> Exercise directions: Below is a listing; reproduce each line of it exactly.

> Collected data:
══════
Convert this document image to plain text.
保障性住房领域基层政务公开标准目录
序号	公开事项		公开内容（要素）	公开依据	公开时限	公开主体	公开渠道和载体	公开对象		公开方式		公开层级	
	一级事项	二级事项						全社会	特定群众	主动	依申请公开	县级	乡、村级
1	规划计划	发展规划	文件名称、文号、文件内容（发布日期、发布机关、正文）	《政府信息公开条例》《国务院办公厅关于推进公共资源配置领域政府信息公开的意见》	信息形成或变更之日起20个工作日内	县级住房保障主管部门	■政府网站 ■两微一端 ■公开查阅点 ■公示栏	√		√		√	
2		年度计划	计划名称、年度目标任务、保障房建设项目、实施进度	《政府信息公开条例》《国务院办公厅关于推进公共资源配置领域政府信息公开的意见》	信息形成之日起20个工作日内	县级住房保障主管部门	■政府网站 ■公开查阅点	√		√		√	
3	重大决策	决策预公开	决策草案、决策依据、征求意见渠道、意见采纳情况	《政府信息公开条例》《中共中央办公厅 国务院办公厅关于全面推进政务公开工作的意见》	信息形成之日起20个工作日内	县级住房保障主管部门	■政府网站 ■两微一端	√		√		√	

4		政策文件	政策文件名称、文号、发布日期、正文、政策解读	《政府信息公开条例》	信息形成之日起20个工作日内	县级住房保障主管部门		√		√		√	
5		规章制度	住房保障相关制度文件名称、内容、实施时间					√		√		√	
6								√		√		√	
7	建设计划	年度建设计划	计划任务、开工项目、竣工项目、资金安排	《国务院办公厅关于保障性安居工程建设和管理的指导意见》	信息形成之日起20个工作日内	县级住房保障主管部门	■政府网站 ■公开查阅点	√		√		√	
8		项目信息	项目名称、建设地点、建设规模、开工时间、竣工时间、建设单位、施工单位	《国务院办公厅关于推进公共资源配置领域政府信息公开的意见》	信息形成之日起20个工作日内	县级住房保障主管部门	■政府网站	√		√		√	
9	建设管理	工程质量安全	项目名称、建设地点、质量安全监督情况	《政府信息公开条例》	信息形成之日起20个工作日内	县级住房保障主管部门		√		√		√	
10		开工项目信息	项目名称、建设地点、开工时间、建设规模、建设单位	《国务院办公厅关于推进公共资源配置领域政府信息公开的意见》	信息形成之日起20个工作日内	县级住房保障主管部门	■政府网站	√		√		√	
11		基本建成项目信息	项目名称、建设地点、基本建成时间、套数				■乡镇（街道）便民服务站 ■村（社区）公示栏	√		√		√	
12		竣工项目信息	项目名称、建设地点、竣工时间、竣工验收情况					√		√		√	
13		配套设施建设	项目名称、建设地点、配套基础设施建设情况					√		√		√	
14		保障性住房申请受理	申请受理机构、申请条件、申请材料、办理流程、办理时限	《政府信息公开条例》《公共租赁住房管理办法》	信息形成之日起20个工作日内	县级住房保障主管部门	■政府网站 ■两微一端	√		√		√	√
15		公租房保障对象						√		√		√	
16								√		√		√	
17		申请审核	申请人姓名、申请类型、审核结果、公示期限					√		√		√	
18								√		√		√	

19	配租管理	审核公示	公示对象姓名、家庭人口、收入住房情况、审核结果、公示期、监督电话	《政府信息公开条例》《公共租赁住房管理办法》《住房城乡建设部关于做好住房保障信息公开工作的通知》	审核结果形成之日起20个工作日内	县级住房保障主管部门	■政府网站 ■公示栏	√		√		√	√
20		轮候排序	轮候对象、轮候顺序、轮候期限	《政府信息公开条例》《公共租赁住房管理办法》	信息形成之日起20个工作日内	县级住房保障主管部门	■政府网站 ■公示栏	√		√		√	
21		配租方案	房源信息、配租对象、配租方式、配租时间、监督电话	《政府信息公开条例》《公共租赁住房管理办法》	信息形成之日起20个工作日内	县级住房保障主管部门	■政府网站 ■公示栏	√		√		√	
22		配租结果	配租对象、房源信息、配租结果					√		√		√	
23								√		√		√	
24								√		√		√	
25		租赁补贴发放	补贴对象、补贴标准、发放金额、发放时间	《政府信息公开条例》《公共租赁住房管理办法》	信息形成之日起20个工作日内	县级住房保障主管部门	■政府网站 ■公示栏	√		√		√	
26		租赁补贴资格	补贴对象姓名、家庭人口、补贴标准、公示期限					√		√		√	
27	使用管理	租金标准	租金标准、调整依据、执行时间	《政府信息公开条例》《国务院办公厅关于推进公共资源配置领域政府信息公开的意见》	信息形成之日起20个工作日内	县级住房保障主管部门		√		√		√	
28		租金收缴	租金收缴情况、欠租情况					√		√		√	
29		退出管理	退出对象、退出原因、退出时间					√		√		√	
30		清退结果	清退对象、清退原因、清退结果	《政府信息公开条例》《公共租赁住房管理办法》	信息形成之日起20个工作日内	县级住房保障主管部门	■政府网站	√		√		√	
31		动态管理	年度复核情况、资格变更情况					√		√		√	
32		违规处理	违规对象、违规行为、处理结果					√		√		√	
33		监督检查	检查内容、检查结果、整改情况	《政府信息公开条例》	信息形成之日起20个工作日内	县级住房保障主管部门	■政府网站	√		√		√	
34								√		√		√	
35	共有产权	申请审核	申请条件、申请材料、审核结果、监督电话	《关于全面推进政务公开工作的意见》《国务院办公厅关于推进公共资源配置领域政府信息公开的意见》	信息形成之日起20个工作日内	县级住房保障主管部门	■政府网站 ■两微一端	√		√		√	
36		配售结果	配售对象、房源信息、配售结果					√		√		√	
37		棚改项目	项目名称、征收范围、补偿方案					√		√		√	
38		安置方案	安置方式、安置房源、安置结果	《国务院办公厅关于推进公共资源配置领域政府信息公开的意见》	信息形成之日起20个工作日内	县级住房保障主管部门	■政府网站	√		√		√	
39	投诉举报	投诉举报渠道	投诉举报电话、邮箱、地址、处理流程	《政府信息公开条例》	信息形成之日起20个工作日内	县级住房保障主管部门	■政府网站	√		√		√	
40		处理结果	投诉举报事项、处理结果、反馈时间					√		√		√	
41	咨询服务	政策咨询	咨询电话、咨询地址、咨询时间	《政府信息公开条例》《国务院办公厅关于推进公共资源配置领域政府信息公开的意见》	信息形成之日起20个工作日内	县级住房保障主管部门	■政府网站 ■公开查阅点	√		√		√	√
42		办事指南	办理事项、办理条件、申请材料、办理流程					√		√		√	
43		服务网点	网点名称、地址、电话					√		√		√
══════
> Final answer:
Convert this document image to plain text.
保障性住房领域基层政务公开标准目录
序号	公开事项		公开内容（要素）	公开依据	公开时限	公开主体	公开渠道和载体	公开对象		公开方式		公开层级	
	一级事项	二级事项						全社会	特定群众	主动	依申请公开	县级	乡、村级
1	规划计划	发展规划	文件名称、文号、文件内容（发布日期、发布机关、正文）	《政府信息公开条例》《国务院办公厅关于推进公共资源配置领域政府信息公开的意见》	信息形成或变更之日起20个工作日内	县级住房保障主管部门	■政府网站 ■两微一端 ■公开查阅点 ■公示栏	√		√		√	
2		年度计划	计划名称、年度目标任务、保障房建设项目、实施进度	《政府信息公开条例》《国务院办公厅关于推进公共资源配置领域政府信息公开的意见》	信息形成之日起20个工作日内	县级住房保障主管部门	■政府网站 ■公开查阅点	√		√		√	
3	重大决策	决策预公开	决策草案、决策依据、征求意见渠道、意见采纳情况	《政府信息公开条例》《中共中央办公厅 国务院办公厅关于全面推进政务公开工作的意见》	信息形成之日起20个工作日内	县级住房保障主管部门	■政府网站 ■两微一端	√		√		√	

4		政策文件	政策文件名称、文号、发布日期、正文、政策解读	《政府信息公开条例》	信息形成之日起20个工作日内	县级住房保障主管部门		√		√		√	
5		规章制度	住房保障相关制度文件名称、内容、实施时间					√		√		√	
6								√		√		√	
7	建设计划	年度建设计划	计划任务、开工项目、竣工项目、资金安排	《国务院办公厅关于保障性安居工程建设和管理的指导意见》	信息形成之日起20个工作日内	县级住房保障主管部门	■政府网站 ■公开查阅点	√		√		√	
8		项目信息	项目名称、建设地点、建设规模、开工时间、竣工时间、建设单位、施工单位	《国务院办公厅关于推进公共资源配置领域政府信息公开的意见》	信息形成之日起20个工作日内	县级住房保障主管部门	■政府网站	√		√		√	
9	建设管理	工程质量安全	项目名称、建设地点、质量安全监督情况	《政府信息公开条例》	信息形成之日起20个工作日内	县级住房保障主管部门		√		√		√	
10		开工项目信息	项目名称、建设地点、开工时间、建设规模、建设单位	《国务院办公厅关于推进公共资源配置领域政府信息公开的意见》	信息形成之日起20个工作日内	县级住房保障主管部门	■政府网站	√		√		√	
11		基本建成项目信息	项目名称、建设地点、基本建成时间、套数				■乡镇（街道）便民服务站 ■村（社区）公示栏	√		√		√	
12		竣工项目信息	项目名称、建设地点、竣工时间、竣工验收情况					√		√		√	
13		配套设施建设	项目名称、建设地点、配套基础设施建设情况					√		√		√	
14		保障性住房申请受理	申请受理机构、申请条件、申请材料、办理流程、办理时限	《政府信息公开条例》《公共租赁住房管理办法》	信息形成之日起20个工作日内	县级住房保障主管部门	■政府网站 ■两微一端	√		√		√	√
15		公租房保障对象						√		√		√	
16								√		√		√	
17		申请审核	申请人姓名、申请类型、审核结果、公示期限					√		√		√	
18								√		√		√	

19	配租管理	审核公示	公示对象姓名、家庭人口、收入住房情况、审核结果、公示期、监督电话	《政府信息公开条例》《公共租赁住房管理办法》《住房城乡建设部关于做好住房保障信息公开工作的通知》	审核结果形成之日起20个工作日内	县级住房保障主管部门	■政府网站 ■公示栏	√		√		√	√
20		轮候排序	轮候对象、轮候顺序、轮候期限	《政府信息公开条例》《公共租赁住房管理办法》	信息形成之日起20个工作日内	县级住房保障主管部门	■政府网站 ■公示栏	√		√		√	
21		配租方案	房源信息、配租对象、配租方式、配租时间、监督电话	《政府信息公开条例》《公共租赁住房管理办法》	信息形成之日起20个工作日内	县级住房保障主管部门	■政府网站 ■公示栏	√		√		√	
22		配租结果	配租对象、房源信息、配租结果					√		√		√	
23								√		√		√	
24								√		√		√	
25		租赁补贴发放	补贴对象、补贴标准、发放金额、发放时间	《政府信息公开条例》《公共租赁住房管理办法》	信息形成之日起20个工作日内	县级住房保障主管部门	■政府网站 ■公示栏	√		√		√	
26		租赁补贴资格	补贴对象姓名、家庭人口、补贴标准、公示期限					√		√		√	
27	使用管理	租金标准	租金标准、调整依据、执行时间	《政府信息公开条例》《国务院办公厅关于推进公共资源配置领域政府信息公开的意见》	信息形成之日起20个工作日内	县级住房保障主管部门		√		√		√	
28		租金收缴	租金收缴情况、欠租情况					√		√		√	
29		退出管理	退出对象、退出原因、退出时间					√		√		√	
30		清退结果	清退对象、清退原因、清退结果	《政府信息公开条例》《公共租赁住房管理办法》	信息形成之日起20个工作日内	县级住房保障主管部门	■政府网站	√		√		√	
31		动态管理	年度复核情况、资格变更情况					√		√		√	
32		违规处理	违规对象、违规行为、处理结果					√		√		√	
33		监督检查	检查内容、检查结果、整改情况	《政府信息公开条例》	信息形成之日起20个工作日内	县级住房保障主管部门	■政府网站	√		√		√	
34								√		√		√	
35	共有产权	申请审核	申请条件、申请材料、审核结果、监督电话	《关于全面推进政务公开工作的意见》《国务院办公厅关于推进公共资源配置领域政府信息公开的意见》	信息形成之日起20个工作日内	县级住房保障主管部门	■政府网站 ■两微一端	√		√		√	
36		配售结果	配售对象、房源信息、配售结果					√		√		√	
37		棚改项目	项目名称、征收范围、补偿方案					√		√		√	
38		安置方案	安置方式、安置房源、安置结果	《国务院办公厅关于推进公共资源配置领域政府信息公开的意见》	信息形成之日起20个工作日内	县级住房保障主管部门	■政府网站	√		√		√	
39	投诉举报	投诉举报渠道	投诉举报电话、邮箱、地址、处理流程	《政府信息公开条例》	信息形成之日起20个工作日内	县级住房保障主管部门	■政府网站	√		√		√	
40		处理结果	投诉举报事项、处理结果、反馈时间					√		√		√	
41	咨询服务	政策咨询	咨询电话、咨询地址、咨询时间	《政府信息公开条例》《国务院办公厅关于推进公共资源配置领域政府信息公开的意见》	信息形成之日起20个工作日内	县级住房保障主管部门	■政府网站 ■公开查阅点	√		√		√	√
42		办事指南	办理事项、办理条件、申请材料、办理流程					√		√		√	
43		服务网点	网点名称、地址、电话					√		√		√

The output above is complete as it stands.